**EXERCISE PROMPT:**
Pick out all lines with the word "Annual" from the records that follow.

┄┄┄┄┄┄┄┄┄┄┄┄┄┄┄┄┄┄┄┄

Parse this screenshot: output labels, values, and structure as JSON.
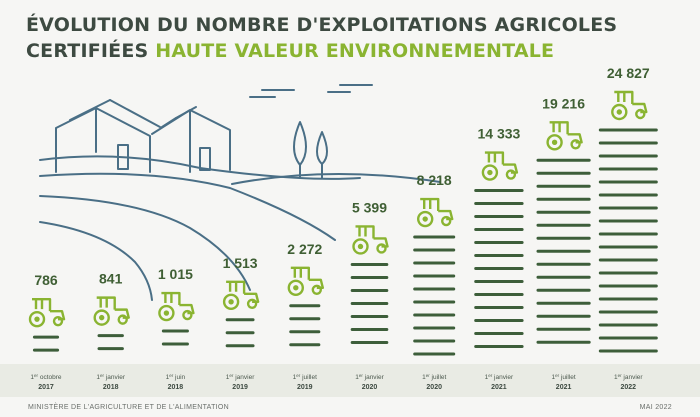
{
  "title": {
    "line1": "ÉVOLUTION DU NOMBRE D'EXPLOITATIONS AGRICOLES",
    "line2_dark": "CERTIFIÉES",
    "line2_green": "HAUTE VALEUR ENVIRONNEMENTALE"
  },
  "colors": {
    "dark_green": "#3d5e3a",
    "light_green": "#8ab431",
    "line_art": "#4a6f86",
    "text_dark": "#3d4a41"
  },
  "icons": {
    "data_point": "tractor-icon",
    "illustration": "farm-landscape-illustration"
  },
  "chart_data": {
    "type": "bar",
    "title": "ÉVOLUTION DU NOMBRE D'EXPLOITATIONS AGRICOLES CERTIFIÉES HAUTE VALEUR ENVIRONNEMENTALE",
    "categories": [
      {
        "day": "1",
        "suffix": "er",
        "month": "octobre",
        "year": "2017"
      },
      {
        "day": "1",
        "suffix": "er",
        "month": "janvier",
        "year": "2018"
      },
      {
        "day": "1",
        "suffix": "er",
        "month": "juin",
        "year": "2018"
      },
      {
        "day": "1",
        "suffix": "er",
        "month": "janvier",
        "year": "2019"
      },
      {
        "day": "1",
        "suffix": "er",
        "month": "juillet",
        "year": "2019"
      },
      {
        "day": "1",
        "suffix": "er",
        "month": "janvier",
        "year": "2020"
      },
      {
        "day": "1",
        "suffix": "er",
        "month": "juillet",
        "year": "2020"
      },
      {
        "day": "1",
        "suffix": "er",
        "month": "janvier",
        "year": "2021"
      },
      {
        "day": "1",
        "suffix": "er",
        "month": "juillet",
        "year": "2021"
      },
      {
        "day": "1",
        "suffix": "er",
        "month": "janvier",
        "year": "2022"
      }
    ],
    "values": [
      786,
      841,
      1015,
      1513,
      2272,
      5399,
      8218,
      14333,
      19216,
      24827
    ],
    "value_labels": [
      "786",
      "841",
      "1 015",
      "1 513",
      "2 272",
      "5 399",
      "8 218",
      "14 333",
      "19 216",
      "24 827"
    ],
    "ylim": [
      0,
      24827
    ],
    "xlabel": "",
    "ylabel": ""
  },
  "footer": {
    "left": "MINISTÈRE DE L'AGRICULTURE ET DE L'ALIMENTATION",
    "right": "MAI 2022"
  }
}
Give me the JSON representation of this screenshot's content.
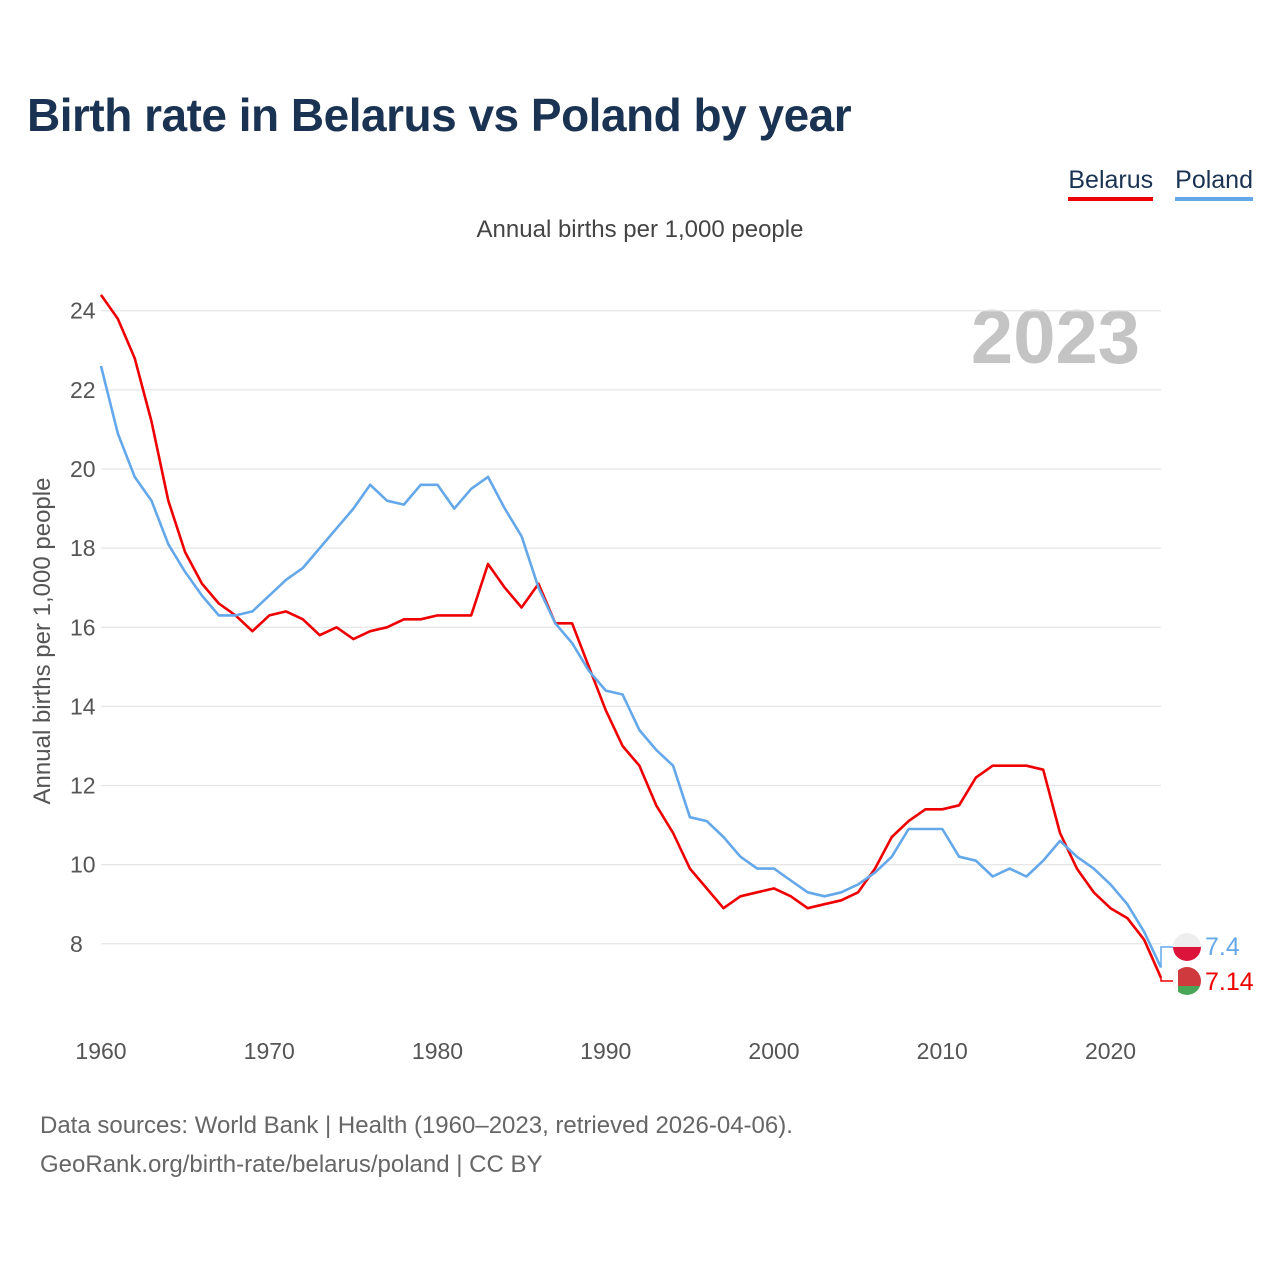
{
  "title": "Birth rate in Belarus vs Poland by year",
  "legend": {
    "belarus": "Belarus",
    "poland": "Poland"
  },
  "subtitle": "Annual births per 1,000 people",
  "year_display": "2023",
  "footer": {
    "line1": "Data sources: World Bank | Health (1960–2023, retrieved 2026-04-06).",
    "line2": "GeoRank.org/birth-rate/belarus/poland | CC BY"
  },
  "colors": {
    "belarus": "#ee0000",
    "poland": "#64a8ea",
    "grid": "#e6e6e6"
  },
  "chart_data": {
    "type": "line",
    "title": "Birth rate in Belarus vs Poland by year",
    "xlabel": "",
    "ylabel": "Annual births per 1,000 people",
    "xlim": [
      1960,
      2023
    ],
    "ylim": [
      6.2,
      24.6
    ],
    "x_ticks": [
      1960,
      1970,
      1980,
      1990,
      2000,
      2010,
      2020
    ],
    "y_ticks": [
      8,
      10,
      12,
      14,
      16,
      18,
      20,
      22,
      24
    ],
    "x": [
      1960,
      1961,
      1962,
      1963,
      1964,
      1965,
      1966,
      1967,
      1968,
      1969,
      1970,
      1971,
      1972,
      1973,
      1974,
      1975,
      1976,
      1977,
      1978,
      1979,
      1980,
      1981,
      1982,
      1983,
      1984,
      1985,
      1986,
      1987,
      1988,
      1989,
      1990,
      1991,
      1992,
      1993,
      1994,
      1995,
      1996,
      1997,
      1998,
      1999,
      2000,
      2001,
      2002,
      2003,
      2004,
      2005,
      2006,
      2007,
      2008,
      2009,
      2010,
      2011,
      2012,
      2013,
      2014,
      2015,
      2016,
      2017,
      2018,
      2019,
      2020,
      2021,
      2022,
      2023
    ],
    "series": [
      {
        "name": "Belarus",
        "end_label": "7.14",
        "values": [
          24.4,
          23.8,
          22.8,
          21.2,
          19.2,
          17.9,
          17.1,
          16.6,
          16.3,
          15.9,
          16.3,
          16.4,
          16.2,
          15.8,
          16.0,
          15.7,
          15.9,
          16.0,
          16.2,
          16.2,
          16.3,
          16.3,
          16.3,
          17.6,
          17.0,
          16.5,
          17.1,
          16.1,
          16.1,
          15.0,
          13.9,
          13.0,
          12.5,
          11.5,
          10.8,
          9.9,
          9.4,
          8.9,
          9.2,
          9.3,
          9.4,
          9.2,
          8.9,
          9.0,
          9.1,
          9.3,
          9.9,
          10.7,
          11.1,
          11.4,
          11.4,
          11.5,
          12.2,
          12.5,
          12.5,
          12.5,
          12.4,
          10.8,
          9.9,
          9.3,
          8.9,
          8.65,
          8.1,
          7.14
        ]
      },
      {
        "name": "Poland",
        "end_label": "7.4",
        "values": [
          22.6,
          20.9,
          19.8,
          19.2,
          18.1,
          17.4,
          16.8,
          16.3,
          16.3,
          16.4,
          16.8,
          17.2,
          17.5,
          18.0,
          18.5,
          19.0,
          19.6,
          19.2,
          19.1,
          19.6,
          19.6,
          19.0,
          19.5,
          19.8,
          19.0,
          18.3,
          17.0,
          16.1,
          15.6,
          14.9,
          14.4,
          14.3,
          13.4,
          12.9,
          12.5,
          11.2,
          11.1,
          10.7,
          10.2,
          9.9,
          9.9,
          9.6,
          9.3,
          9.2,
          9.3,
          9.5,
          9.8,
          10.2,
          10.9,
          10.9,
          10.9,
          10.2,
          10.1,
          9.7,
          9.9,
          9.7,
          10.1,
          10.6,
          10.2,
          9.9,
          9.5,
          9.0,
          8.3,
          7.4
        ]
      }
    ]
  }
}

┄┄┄┄┄┄┄┄┄┄┄┄┄┄┄┄┄┄┄┄

**ANSWER TO THIS PROBLEM:**
  "subtitle": "Annual births per 1,000 people",
    "ylabel": "Annual births per 1,000 people",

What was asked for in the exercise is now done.